◆ Goal ◆
Using the listing below, please gather every line containing the word "name".

"""

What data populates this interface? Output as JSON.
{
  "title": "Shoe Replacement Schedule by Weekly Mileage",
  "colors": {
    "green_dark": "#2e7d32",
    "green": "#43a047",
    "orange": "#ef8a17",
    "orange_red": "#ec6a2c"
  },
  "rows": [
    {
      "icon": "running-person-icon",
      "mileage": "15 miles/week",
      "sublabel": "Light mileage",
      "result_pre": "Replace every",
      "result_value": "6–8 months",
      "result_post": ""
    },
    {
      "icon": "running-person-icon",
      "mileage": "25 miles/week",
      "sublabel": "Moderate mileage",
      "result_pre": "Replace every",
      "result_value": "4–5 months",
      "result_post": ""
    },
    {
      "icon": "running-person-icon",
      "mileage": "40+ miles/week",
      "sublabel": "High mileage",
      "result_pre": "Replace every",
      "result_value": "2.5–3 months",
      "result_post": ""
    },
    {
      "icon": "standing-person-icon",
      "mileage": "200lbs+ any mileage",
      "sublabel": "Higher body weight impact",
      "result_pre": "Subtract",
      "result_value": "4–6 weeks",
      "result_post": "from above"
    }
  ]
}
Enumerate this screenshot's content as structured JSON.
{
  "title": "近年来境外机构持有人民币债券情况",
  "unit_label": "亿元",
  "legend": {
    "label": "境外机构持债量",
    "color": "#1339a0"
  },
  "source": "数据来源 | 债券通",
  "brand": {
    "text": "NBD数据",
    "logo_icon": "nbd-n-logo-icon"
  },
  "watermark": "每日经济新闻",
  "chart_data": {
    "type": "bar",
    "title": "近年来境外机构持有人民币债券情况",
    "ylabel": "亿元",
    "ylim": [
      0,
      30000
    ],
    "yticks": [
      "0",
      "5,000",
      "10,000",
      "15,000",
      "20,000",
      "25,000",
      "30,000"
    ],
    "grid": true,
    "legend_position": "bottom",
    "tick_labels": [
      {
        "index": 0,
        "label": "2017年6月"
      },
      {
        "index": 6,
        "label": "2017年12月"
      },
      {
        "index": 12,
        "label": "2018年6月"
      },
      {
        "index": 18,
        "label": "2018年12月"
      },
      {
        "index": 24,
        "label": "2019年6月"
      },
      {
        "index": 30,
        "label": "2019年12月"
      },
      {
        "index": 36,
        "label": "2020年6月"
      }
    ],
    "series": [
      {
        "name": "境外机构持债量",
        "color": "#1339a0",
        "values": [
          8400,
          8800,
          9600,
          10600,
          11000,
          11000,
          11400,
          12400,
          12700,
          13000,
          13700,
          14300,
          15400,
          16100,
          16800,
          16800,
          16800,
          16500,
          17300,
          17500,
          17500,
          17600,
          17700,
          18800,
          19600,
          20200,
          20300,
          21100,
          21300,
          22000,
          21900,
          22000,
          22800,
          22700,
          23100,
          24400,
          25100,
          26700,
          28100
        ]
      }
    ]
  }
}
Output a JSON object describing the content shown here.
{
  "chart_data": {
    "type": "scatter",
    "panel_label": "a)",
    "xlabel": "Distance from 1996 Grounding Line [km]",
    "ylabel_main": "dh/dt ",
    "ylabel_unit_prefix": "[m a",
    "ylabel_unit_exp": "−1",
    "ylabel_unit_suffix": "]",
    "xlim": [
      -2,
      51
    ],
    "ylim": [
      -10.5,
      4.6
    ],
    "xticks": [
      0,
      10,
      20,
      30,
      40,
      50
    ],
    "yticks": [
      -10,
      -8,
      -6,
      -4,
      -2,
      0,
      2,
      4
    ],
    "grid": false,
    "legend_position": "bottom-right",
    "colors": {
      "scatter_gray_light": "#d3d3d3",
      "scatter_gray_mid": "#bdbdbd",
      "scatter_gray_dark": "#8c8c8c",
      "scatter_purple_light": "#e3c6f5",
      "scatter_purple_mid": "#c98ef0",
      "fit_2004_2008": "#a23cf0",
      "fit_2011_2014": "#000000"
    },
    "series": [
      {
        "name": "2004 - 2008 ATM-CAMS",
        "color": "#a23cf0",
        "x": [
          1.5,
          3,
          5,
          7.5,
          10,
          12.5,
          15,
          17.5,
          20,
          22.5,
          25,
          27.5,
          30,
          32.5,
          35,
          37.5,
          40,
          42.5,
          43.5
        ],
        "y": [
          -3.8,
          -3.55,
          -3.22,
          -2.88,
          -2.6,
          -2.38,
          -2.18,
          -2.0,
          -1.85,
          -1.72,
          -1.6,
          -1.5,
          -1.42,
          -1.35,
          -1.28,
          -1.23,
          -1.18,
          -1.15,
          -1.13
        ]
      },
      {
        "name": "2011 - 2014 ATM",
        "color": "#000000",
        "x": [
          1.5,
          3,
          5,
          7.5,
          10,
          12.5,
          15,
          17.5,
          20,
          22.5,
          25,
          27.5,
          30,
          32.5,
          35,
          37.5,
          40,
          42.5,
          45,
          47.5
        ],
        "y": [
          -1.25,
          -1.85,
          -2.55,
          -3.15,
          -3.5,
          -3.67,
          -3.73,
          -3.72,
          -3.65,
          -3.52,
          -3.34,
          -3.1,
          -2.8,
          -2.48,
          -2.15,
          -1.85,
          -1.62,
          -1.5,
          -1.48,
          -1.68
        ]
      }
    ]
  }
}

"""

◆ Solution to this exercise ◆
        "name": "境外机构持债量",
        "name": "2004 - 2008 ATM-CAMS",
        "name": "2011 - 2014 ATM",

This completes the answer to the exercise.